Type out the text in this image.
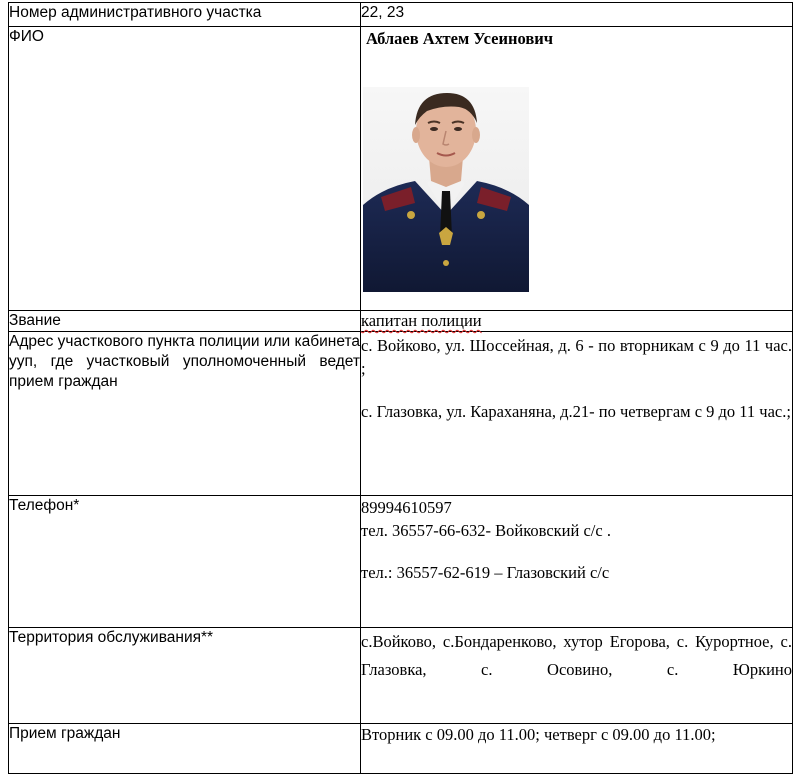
Номер административного участка	22, 23
ФИО	Аблаев Ахтем Усеинович

Звание	капитан полиции
Адрес участкового пункта полиции или кабинета ууп, где участковый уполномоченный ведет прием граждан	с. Войково, ул. Шоссейная, д. 6 - по вторникам с 9 до 11 час. ;

с. Глазовка, ул. Караханяна, д.21- по четвергам с 9 до 11 час.;

Телефон*	89994610597

тел. 36557-66-632- Войковский с/с .

тел.: 36557-62-619 – Глазовский с/с

Территория обслуживания**	с.Войково, с.Бондаренково, хутор Егорова, с. Курортное, с. Глазовка, с. Осовино, с. Юркино
Прием граждан	Вторник с 09.00 до 11.00; четверг с 09.00 до 11.00;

□ □ □ □ □

◆ **Task instructions**
Repeat the records above exactly, omitting every picture.

◆ **Exercise answer**
Type out the text in this image.
Номер административного участка	22, 23
ФИО	Аблаев Ахтем Усеинович

Звание	капитан полиции
Адрес участкового пункта полиции или кабинета ууп, где участковый уполномоченный ведет прием граждан	с. Войково, ул. Шоссейная, д. 6 - по вторникам с 9 до 11 час. ;

с. Глазовка, ул. Караханяна, д.21- по четвергам с 9 до 11 час.;

Телефон*	89994610597

тел. 36557-66-632- Войковский с/с .

тел.: 36557-62-619 – Глазовский с/с

Территория обслуживания**	с.Войково, с.Бондаренково, хутор Егорова, с. Курортное, с. Глазовка, с. Осовино, с. Юркино
Прием граждан	Вторник с 09.00 до 11.00; четверг с 09.00 до 11.00;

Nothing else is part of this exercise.